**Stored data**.
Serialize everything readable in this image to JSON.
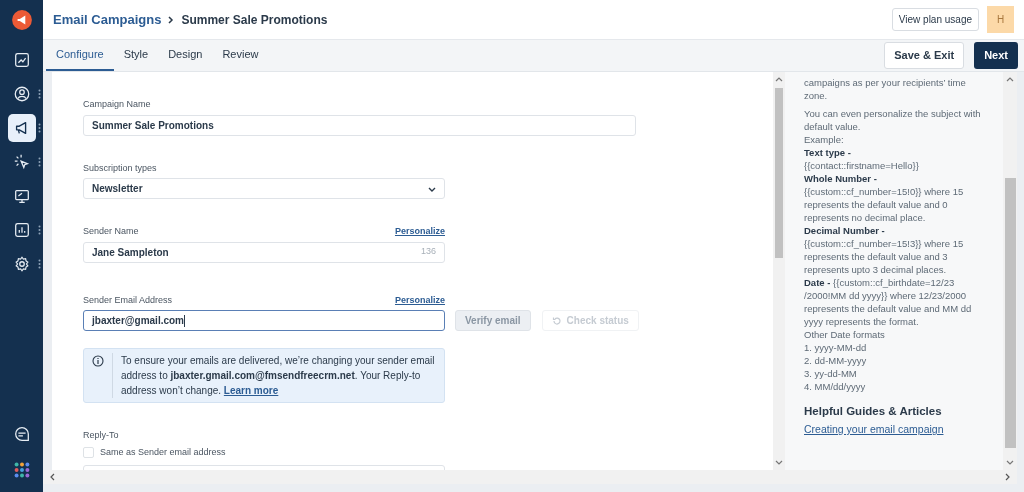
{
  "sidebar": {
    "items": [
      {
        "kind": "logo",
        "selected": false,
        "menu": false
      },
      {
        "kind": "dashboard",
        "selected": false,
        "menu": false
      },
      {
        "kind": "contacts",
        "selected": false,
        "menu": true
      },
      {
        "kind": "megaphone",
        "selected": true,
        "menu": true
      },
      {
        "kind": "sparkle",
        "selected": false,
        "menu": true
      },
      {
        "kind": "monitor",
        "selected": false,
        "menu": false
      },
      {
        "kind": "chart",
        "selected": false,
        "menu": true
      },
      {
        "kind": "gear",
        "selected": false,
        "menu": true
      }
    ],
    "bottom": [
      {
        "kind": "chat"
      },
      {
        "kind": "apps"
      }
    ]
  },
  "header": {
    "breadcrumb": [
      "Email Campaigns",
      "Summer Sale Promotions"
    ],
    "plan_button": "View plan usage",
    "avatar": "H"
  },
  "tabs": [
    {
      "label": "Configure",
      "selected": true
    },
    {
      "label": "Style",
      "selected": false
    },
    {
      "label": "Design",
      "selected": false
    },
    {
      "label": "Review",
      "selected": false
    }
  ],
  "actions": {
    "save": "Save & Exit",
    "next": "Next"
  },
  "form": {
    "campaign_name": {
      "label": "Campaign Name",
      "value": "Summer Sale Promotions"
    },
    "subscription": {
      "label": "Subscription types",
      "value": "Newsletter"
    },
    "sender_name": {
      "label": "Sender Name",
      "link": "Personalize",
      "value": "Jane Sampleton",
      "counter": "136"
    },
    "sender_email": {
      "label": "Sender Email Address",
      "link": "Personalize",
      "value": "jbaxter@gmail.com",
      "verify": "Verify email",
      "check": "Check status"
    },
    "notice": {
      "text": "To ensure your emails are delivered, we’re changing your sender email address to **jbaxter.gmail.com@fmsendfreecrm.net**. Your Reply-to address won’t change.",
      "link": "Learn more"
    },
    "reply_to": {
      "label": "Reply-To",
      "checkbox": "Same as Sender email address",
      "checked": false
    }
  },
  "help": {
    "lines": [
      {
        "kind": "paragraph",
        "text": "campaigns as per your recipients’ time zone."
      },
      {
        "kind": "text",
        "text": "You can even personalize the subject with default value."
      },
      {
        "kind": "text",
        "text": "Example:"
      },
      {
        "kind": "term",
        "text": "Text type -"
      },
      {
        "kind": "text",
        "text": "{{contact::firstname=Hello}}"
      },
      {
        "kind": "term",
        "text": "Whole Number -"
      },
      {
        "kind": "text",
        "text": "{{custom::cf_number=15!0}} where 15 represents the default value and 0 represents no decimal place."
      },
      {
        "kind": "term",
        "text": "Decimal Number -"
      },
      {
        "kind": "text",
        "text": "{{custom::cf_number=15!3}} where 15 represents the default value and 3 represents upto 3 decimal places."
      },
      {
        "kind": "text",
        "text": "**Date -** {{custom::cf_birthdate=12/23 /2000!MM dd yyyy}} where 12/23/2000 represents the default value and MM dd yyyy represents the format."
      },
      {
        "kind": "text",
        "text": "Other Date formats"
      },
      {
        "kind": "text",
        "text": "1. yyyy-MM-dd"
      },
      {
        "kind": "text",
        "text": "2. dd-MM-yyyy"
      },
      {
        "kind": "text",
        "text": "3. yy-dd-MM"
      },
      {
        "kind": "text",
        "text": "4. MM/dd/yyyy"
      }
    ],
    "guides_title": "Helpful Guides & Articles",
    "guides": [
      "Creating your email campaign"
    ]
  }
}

--

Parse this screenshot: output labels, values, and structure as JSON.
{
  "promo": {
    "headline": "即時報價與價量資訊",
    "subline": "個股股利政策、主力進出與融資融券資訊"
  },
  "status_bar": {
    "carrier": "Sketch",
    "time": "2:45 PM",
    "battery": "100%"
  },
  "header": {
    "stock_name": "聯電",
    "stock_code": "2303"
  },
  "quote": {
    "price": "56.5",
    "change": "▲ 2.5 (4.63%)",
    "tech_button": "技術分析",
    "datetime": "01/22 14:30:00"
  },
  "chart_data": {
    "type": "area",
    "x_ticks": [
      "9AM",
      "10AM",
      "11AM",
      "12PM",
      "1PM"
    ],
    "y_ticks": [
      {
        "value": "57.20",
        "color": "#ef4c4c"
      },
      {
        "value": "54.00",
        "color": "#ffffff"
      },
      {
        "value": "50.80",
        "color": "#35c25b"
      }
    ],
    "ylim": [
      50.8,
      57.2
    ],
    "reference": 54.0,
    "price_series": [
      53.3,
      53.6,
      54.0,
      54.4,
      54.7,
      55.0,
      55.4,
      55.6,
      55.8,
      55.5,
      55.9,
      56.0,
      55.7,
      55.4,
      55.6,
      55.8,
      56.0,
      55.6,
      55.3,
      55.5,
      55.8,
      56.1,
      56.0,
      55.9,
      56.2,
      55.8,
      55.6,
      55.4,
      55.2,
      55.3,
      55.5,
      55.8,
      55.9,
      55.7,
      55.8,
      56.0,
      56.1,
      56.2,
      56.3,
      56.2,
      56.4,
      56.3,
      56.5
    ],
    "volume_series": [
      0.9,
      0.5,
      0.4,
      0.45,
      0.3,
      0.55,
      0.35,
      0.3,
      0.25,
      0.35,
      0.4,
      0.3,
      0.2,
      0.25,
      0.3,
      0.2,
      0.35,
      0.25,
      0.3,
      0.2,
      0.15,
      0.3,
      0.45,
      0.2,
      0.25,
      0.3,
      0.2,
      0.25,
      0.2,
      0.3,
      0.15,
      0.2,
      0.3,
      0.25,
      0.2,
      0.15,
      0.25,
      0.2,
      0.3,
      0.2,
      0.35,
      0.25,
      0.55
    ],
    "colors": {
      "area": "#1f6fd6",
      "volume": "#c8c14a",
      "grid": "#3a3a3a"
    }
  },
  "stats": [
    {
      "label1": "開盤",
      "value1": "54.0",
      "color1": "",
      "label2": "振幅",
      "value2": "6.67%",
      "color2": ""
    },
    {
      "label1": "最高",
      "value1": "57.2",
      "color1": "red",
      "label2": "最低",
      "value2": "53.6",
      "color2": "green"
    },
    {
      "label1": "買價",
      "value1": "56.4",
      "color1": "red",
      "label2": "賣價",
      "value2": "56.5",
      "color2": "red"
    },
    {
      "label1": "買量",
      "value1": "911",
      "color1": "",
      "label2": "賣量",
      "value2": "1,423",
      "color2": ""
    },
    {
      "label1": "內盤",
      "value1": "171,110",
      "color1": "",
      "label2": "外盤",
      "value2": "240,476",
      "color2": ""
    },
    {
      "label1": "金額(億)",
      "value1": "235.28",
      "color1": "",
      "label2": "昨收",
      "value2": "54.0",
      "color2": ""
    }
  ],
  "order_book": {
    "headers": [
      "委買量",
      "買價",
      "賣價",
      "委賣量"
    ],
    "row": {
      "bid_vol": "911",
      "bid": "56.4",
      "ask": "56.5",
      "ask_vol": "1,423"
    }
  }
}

**Given exercise**.
Return every line in the listing that contains the word "custom".

**Task result**.
        "text": "{{custom::cf_number=15!0}} where 15 represents the default value and 0 represents no decimal place."
        "text": "{{custom::cf_number=15!3}} where 15 represents the default value and 3 represents upto 3 decimal places."
        "text": "**Date -** {{custom::cf_birthdate=12/23 /2000!MM dd yyyy}} where 12/23/2000 represents the default value and MM dd yyyy represents the format."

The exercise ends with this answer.